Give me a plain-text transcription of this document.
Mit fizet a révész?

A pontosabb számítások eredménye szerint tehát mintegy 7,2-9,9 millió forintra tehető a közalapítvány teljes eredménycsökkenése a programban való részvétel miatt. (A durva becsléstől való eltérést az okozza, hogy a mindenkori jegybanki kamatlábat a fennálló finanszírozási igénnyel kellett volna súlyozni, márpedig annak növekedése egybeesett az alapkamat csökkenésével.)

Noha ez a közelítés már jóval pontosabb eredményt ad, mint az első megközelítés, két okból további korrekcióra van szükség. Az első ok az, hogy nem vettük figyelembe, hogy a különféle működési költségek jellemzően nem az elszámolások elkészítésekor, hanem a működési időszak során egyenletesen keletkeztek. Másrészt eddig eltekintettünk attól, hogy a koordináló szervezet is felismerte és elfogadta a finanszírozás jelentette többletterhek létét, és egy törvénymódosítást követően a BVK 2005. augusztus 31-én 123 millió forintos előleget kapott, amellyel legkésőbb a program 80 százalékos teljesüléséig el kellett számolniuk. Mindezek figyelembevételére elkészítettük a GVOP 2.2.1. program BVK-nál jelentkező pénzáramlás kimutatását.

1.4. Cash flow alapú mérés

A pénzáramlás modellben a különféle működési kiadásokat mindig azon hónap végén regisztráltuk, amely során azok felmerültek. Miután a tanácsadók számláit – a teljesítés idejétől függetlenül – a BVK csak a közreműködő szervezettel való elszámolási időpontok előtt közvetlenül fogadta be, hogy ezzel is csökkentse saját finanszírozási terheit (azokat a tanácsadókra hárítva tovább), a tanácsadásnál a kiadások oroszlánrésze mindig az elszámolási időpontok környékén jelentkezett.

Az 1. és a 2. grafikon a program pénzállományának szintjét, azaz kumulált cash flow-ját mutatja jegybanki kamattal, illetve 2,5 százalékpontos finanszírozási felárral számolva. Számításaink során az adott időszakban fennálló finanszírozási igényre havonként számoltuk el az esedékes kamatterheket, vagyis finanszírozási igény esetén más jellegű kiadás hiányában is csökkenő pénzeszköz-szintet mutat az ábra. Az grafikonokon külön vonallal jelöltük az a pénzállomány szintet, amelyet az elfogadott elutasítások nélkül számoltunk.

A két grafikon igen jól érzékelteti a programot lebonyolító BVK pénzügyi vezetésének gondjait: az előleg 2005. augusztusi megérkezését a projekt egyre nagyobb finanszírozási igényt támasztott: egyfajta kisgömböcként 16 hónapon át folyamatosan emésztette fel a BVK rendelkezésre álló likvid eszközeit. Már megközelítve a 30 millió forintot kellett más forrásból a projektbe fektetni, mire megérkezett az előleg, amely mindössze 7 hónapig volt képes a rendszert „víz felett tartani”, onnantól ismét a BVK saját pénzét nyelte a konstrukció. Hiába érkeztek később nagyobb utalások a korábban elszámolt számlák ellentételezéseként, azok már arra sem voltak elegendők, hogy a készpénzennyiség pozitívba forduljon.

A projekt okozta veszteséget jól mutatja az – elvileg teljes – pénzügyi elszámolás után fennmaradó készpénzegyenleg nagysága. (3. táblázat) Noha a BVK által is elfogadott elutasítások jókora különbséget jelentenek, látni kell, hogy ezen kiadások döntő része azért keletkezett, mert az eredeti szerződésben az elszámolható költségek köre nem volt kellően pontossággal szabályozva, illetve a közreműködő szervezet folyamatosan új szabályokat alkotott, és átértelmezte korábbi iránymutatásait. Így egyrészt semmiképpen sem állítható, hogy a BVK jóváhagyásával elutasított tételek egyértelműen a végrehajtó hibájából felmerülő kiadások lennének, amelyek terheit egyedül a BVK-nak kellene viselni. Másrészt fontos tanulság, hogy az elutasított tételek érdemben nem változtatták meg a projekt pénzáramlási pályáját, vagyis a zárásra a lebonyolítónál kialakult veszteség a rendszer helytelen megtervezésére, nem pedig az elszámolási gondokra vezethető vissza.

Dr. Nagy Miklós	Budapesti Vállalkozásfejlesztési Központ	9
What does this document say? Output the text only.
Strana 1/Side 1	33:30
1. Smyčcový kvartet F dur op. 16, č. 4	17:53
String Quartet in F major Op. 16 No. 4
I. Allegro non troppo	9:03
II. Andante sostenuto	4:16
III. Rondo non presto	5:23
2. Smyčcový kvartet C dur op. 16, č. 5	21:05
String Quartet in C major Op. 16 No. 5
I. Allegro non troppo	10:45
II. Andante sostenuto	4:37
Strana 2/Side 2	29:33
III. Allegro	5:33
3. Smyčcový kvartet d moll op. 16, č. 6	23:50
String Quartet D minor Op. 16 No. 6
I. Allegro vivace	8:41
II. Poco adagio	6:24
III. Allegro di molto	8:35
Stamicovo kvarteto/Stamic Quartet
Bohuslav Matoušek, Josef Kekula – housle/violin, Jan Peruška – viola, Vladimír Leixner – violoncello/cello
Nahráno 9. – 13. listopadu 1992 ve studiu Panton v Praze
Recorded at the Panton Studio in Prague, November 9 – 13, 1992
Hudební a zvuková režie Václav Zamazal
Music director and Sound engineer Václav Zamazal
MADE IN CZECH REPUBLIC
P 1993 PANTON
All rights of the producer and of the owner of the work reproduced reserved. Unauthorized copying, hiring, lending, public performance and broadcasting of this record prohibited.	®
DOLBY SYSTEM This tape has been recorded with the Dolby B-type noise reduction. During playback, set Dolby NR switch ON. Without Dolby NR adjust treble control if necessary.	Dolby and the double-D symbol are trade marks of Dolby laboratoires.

Written problem:
Repeat every entry exactly as written above.

Output for this exercise:
Give me a plain-text transcription of this document.
Mit fizet a révész?

A pontosabb számítások eredménye szerint tehát mintegy 7,2-9,9 millió forintra tehető a közalapítvány teljes eredménycsökkenése a programban való részvétel miatt. (A durva becsléstől való eltérést az okozza, hogy a mindenkori jegybanki kamatlábat a fennálló finanszírozási igénnyel kellett volna súlyozni, márpedig annak növekedése egybeesett az alapkamat csökkenésével.)

Noha ez a közelítés már jóval pontosabb eredményt ad, mint az első megközelítés, két okból további korrekcióra van szükség. Az első ok az, hogy nem vettük figyelembe, hogy a különféle működési költségek jellemzően nem az elszámolások elkészítésekor, hanem a működési időszak során egyenletesen keletkeztek. Másrészt eddig eltekintettünk attól, hogy a koordináló szervezet is felismerte és elfogadta a finanszírozás jelentette többletterhek létét, és egy törvénymódosítást követően a BVK 2005. augusztus 31-én 123 millió forintos előleget kapott, amellyel legkésőbb a program 80 százalékos teljesüléséig el kellett számolniuk. Mindezek figyelembevételére elkészítettük a GVOP 2.2.1. program BVK-nál jelentkező pénzáramlás kimutatását.

1.4. Cash flow alapú mérés

A pénzáramlás modellben a különféle működési kiadásokat mindig azon hónap végén regisztráltuk, amely során azok felmerültek. Miután a tanácsadók számláit – a teljesítés idejétől függetlenül – a BVK csak a közreműködő szervezettel való elszámolási időpontok előtt közvetlenül fogadta be, hogy ezzel is csökkentse saját finanszírozási terheit (azokat a tanácsadókra hárítva tovább), a tanácsadásnál a kiadások oroszlánrésze mindig az elszámolási időpontok környékén jelentkezett.

Az 1. és a 2. grafikon a program pénzállományának szintjét, azaz kumulált cash flow-ját mutatja jegybanki kamattal, illetve 2,5 százalékpontos finanszírozási felárral számolva. Számításaink során az adott időszakban fennálló finanszírozási igényre havonként számoltuk el az esedékes kamatterheket, vagyis finanszírozási igény esetén más jellegű kiadás hiányában is csökkenő pénzeszköz-szintet mutat az ábra. Az grafikonokon külön vonallal jelöltük az a pénzállomány szintet, amelyet az elfogadott elutasítások nélkül számoltunk.

A két grafikon igen jól érzékelteti a programot lebonyolító BVK pénzügyi vezetésének gondjait: az előleg 2005. augusztusi megérkezését a projekt egyre nagyobb finanszírozási igényt támasztott: egyfajta kisgömböcként 16 hónapon át folyamatosan emésztette fel a BVK rendelkezésre álló likvid eszközeit. Már megközelítve a 30 millió forintot kellett más forrásból a projektbe fektetni, mire megérkezett az előleg, amely mindössze 7 hónapig volt képes a rendszert „víz felett tartani”, onnantól ismét a BVK saját pénzét nyelte a konstrukció. Hiába érkeztek később nagyobb utalások a korábban elszámolt számlák ellentételezéseként, azok már arra sem voltak elegendők, hogy a készpénzennyiség pozitívba forduljon.

A projekt okozta veszteséget jól mutatja az – elvileg teljes – pénzügyi elszámolás után fennmaradó készpénzegyenleg nagysága. (3. táblázat) Noha a BVK által is elfogadott elutasítások jókora különbséget jelentenek, látni kell, hogy ezen kiadások döntő része azért keletkezett, mert az eredeti szerződésben az elszámolható költségek köre nem volt kellően pontossággal szabályozva, illetve a közreműködő szervezet folyamatosan új szabályokat alkotott, és átértelmezte korábbi iránymutatásait. Így egyrészt semmiképpen sem állítható, hogy a BVK jóváhagyásával elutasított tételek egyértelműen a végrehajtó hibájából felmerülő kiadások lennének, amelyek terheit egyedül a BVK-nak kellene viselni. Másrészt fontos tanulság, hogy az elutasított tételek érdemben nem változtatták meg a projekt pénzáramlási pályáját, vagyis a zárásra a lebonyolítónál kialakult veszteség a rendszer helytelen megtervezésére, nem pedig az elszámolási gondokra vezethető vissza.

Dr. Nagy Miklós	Budapesti Vállalkozásfejlesztési Központ	9
What does this document say? Output the text only.
Strana 1/Side 1	33:30
1. Smyčcový kvartet F dur op. 16, č. 4	17:53
String Quartet in F major Op. 16 No. 4
I. Allegro non troppo	9:03
II. Andante sostenuto	4:16
III. Rondo non presto	5:23
2. Smyčcový kvartet C dur op. 16, č. 5	21:05
String Quartet in C major Op. 16 No. 5
I. Allegro non troppo	10:45
II. Andante sostenuto	4:37
Strana 2/Side 2	29:33
III. Allegro	5:33
3. Smyčcový kvartet d moll op. 16, č. 6	23:50
String Quartet D minor Op. 16 No. 6
I. Allegro vivace	8:41
II. Poco adagio	6:24
III. Allegro di molto	8:35
Stamicovo kvarteto/Stamic Quartet
Bohuslav Matoušek, Josef Kekula – housle/violin, Jan Peruška – viola, Vladimír Leixner – violoncello/cello
Nahráno 9. – 13. listopadu 1992 ve studiu Panton v Praze
Recorded at the Panton Studio in Prague, November 9 – 13, 1992
Hudební a zvuková režie Václav Zamazal
Music director and Sound engineer Václav Zamazal
MADE IN CZECH REPUBLIC
P 1993 PANTON
All rights of the producer and of the owner of the work reproduced reserved. Unauthorized copying, hiring, lending, public performance and broadcasting of this record prohibited.	®
DOLBY SYSTEM This tape has been recorded with the Dolby B-type noise reduction. During playback, set Dolby NR switch ON. Without Dolby NR adjust treble control if necessary.	Dolby and the double-D symbol are trade marks of Dolby laboratoires.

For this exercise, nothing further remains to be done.